LISTED RECORDS:
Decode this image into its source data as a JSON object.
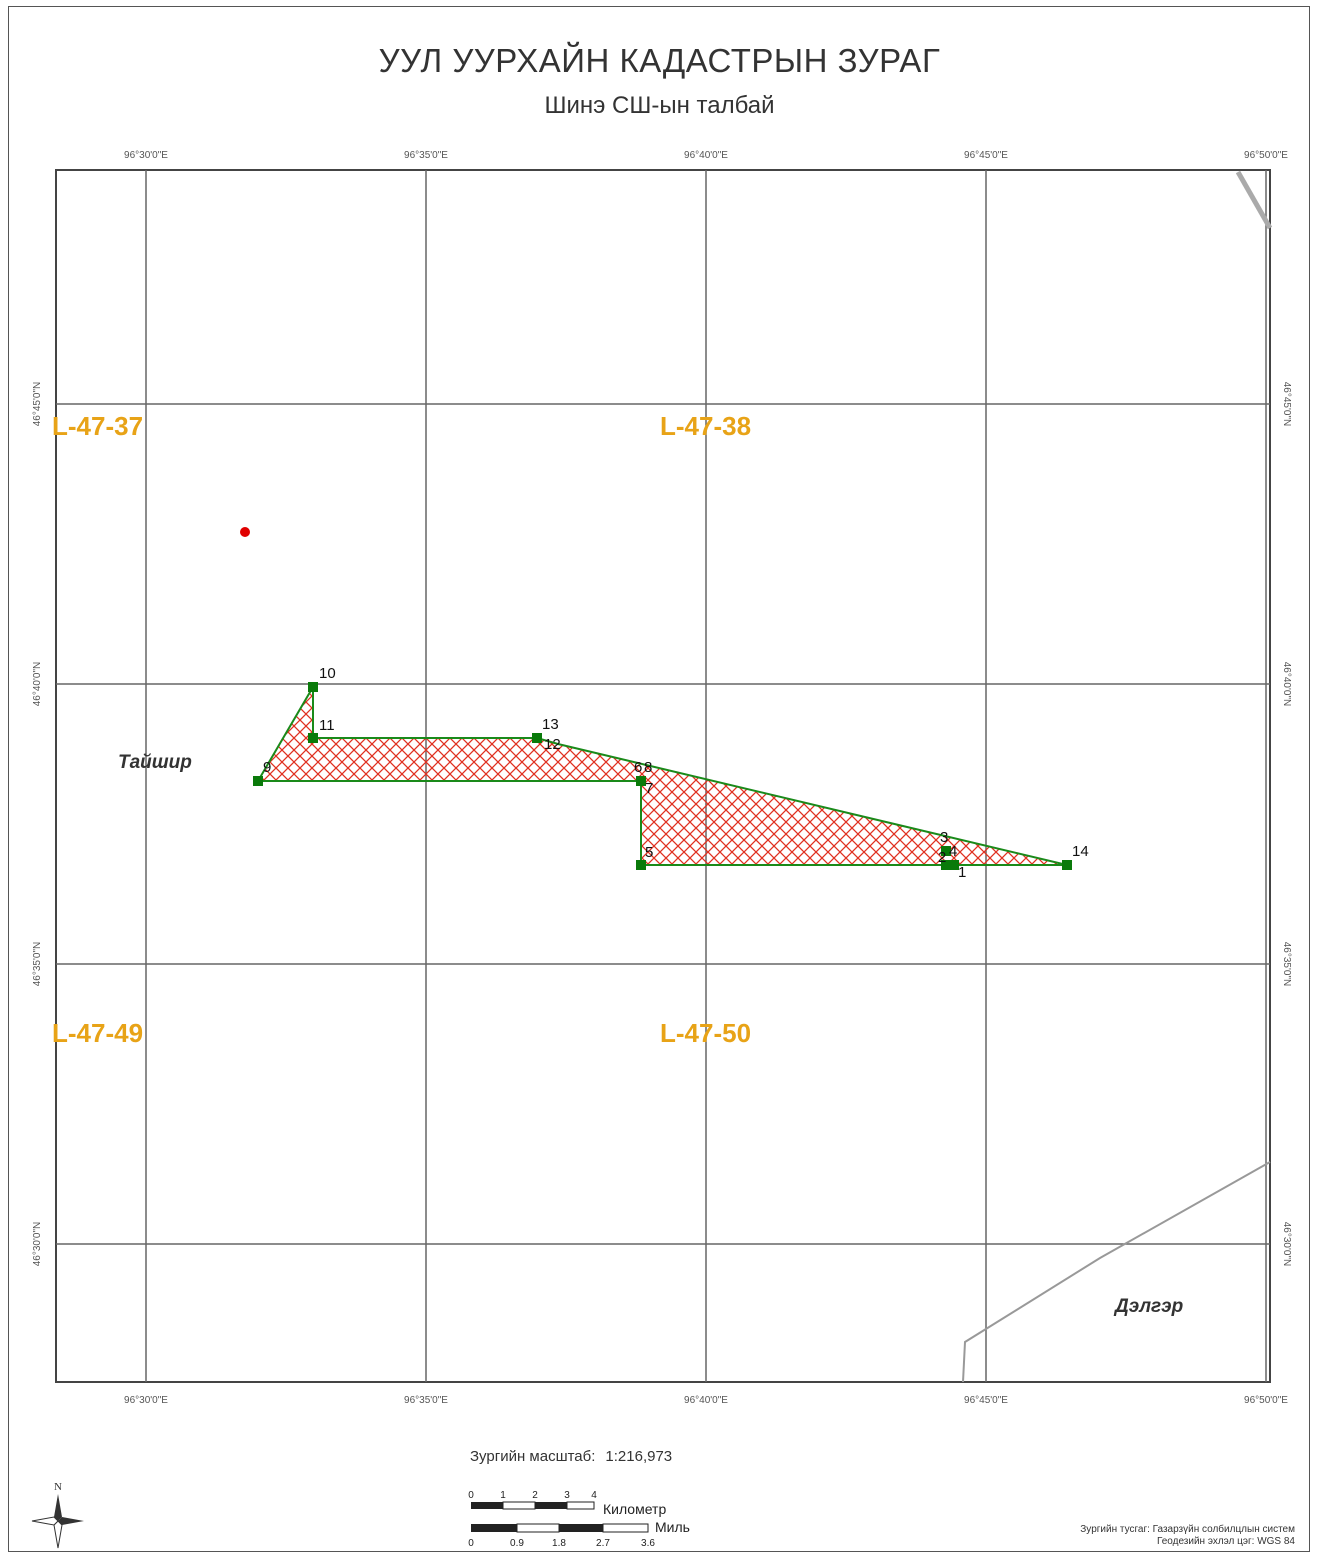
{
  "title": "УУЛ УУРХАЙН КАДАСТРЫН ЗУРАГ",
  "subtitle": "Шинэ СШ-ын талбай",
  "lon_ticks": [
    "96°30'0\"E",
    "96°35'0\"E",
    "96°40'0\"E",
    "96°45'0\"E",
    "96°50'0\"E"
  ],
  "lat_ticks": [
    "46°45'0\"N",
    "46°40'0\"N",
    "46°35'0\"N",
    "46°30'0\"N"
  ],
  "sheets": [
    "L-47-37",
    "L-47-38",
    "L-47-49",
    "L-47-50"
  ],
  "places": [
    "Тайшир",
    "Дэлгэр"
  ],
  "points": [
    "1",
    "2",
    "3",
    "4",
    "5",
    "6",
    "7",
    "8",
    "9",
    "10",
    "11",
    "12",
    "13",
    "14"
  ],
  "scale": {
    "label": "Зургийн масштаб:",
    "value": "1:216,973"
  },
  "scalebar": {
    "km_label": "Километр",
    "km_ticks": [
      "0",
      "1",
      "2",
      "3",
      "4"
    ],
    "mi_label": "Миль",
    "mi_ticks": [
      "0",
      "0.9",
      "1.8",
      "2.7",
      "3.6"
    ]
  },
  "north_label": "N",
  "footer": {
    "projection": "Зургийн тусгаг: Газарзүйн солбилцлын систем",
    "datum": "Геодезийн эхлэл цэг: WGS 84"
  },
  "colors": {
    "sheet_label": "#e8a317",
    "polygon_outline": "#1a8a1a",
    "hatch": "#e03020",
    "vertex": "#0a7a0a",
    "marker": "#e00000"
  }
}
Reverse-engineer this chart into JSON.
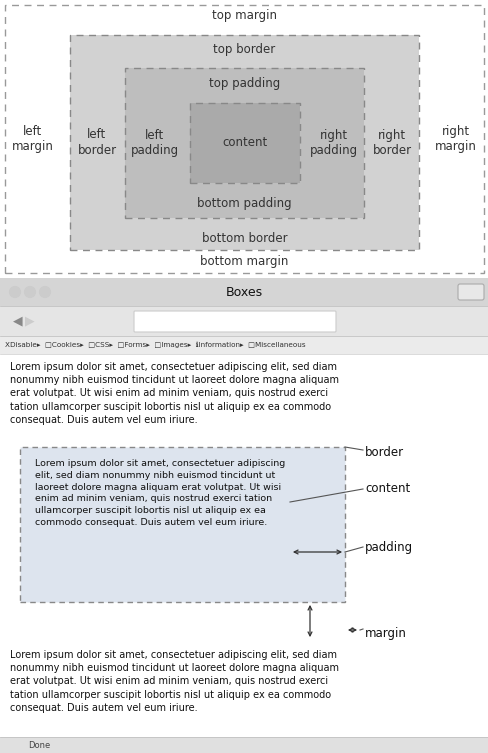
{
  "bg_color": "#ffffff",
  "top_panel": {
    "margin_fill": "#ffffff",
    "border_fill": "#d0d0d0",
    "padding_fill": "#c0c0c0",
    "content_fill": "#b0b0b0",
    "dash_style": [
      5,
      4
    ],
    "lw": 1.0,
    "labels": {
      "top_margin": "top margin",
      "bottom_margin": "bottom margin",
      "left_margin": "left\nmargin",
      "right_margin": "right\nmargin",
      "top_border": "top border",
      "bottom_border": "bottom border",
      "left_border": "left\nborder",
      "right_border": "right\nborder",
      "top_padding": "top padding",
      "bottom_padding": "bottom padding",
      "left_padding": "left\npadding",
      "right_padding": "right\npadding",
      "content": "content"
    },
    "font_size": 8.5
  },
  "bottom_panel": {
    "browser_title": "Boxes",
    "lorem_short": "Lorem ipsum dolor sit amet, consectetuer adipiscing elit, sed diam\nnonummy nibh euismod tincidunt ut laoreet dolore magna aliquam\nerat volutpat. Ut wisi enim ad minim veniam, quis nostrud exerci\ntation ullamcorper suscipit lobortis nisl ut aliquip ex ea commodo\nconsequat. Duis autem vel eum iriure.",
    "lorem_box": "Lorem ipsum dolor sit amet, consectetuer adipiscing\nelit, sed diam nonummy nibh euismod tincidunt ut\nlaoreet dolore magna aliquam erat volutpat. Ut wisi\nenim ad minim veniam, quis nostrud exerci tation\nullamcorper suscipit lobortis nisl ut aliquip ex ea\ncommodo consequat. Duis autem vel eum iriure.",
    "toolbar_text": "XDisable▸  □Cookies▸  □CSS▸  □Forms▸  □Images▸  ℹInformation▸  □Miscellaneous",
    "labels": [
      "border",
      "content",
      "padding",
      "margin"
    ],
    "font_size": 7.0,
    "status_bar": "Done"
  }
}
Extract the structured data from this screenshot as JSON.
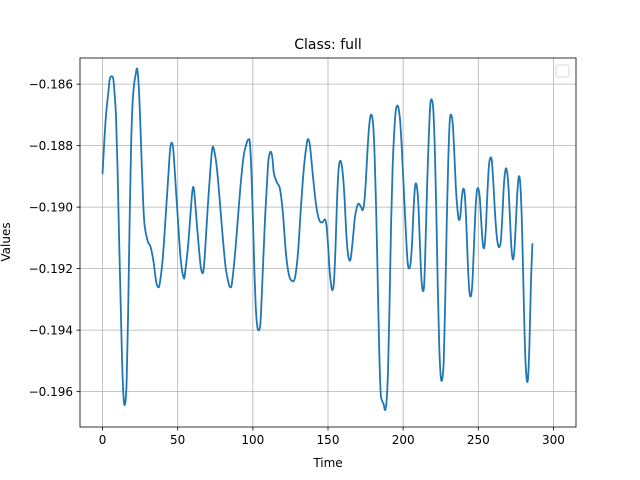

WORK REQUIRED:
Pictures are not part of the copy; reproduce everything else in the records exactly.

TASK OUTPUT:
Decode this image into its source data as a JSON object.
{
  "title": "УУЛ УУРХАЙН КАДАСТРЫН ЗУРАГ",
  "subtitle": "Шинэ СШ-ын талбай",
  "lon_ticks": [
    "96°30'0\"E",
    "96°35'0\"E",
    "96°40'0\"E",
    "96°45'0\"E",
    "96°50'0\"E"
  ],
  "lat_ticks": [
    "46°45'0\"N",
    "46°40'0\"N",
    "46°35'0\"N",
    "46°30'0\"N"
  ],
  "sheets": [
    "L-47-37",
    "L-47-38",
    "L-47-49",
    "L-47-50"
  ],
  "places": [
    "Тайшир",
    "Дэлгэр"
  ],
  "points": [
    "1",
    "2",
    "3",
    "4",
    "5",
    "6",
    "7",
    "8",
    "9",
    "10",
    "11",
    "12",
    "13",
    "14"
  ],
  "scale": {
    "label": "Зургийн масштаб:",
    "value": "1:216,973"
  },
  "scalebar": {
    "km_label": "Километр",
    "km_ticks": [
      "0",
      "1",
      "2",
      "3",
      "4"
    ],
    "mi_label": "Миль",
    "mi_ticks": [
      "0",
      "0.9",
      "1.8",
      "2.7",
      "3.6"
    ]
  },
  "north_label": "N",
  "footer": {
    "projection": "Зургийн тусгаг: Газарзүйн солбилцлын систем",
    "datum": "Геодезийн эхлэл цэг: WGS 84"
  },
  "colors": {
    "sheet_label": "#e8a317",
    "polygon_outline": "#1a8a1a",
    "hatch": "#e03020",
    "vertex": "#0a7a0a",
    "marker": "#e00000"
  }
}
Reverse-engineer this chart into JSON.
{
  "bg_color": "#ffffff",
  "top_panel": {
    "margin_fill": "#ffffff",
    "border_fill": "#d0d0d0",
    "padding_fill": "#c0c0c0",
    "content_fill": "#b0b0b0",
    "dash_style": [
      5,
      4
    ],
    "lw": 1.0,
    "labels": {
      "top_margin": "top margin",
      "bottom_margin": "bottom margin",
      "left_margin": "left\nmargin",
      "right_margin": "right\nmargin",
      "top_border": "top border",
      "bottom_border": "bottom border",
      "left_border": "left\nborder",
      "right_border": "right\nborder",
      "top_padding": "top padding",
      "bottom_padding": "bottom padding",
      "left_padding": "left\npadding",
      "right_padding": "right\npadding",
      "content": "content"
    },
    "font_size": 8.5
  },
  "bottom_panel": {
    "browser_title": "Boxes",
    "lorem_short": "Lorem ipsum dolor sit amet, consectetuer adipiscing elit, sed diam\nnonummy nibh euismod tincidunt ut laoreet dolore magna aliquam\nerat volutpat. Ut wisi enim ad minim veniam, quis nostrud exerci\ntation ullamcorper suscipit lobortis nisl ut aliquip ex ea commodo\nconsequat. Duis autem vel eum iriure.",
    "lorem_box": "Lorem ipsum dolor sit amet, consectetuer adipiscing\nelit, sed diam nonummy nibh euismod tincidunt ut\nlaoreet dolore magna aliquam erat volutpat. Ut wisi\nenim ad minim veniam, quis nostrud exerci tation\nullamcorper suscipit lobortis nisl ut aliquip ex ea\ncommodo consequat. Duis autem vel eum iriure.",
    "toolbar_text": "XDisable▸  □Cookies▸  □CSS▸  □Forms▸  □Images▸  ℹInformation▸  □Miscellaneous",
    "labels": [
      "border",
      "content",
      "padding",
      "margin"
    ],
    "font_size": 7.0,
    "status_bar": "Done"
  }
}
Extract the structured data from this screenshot as JSON.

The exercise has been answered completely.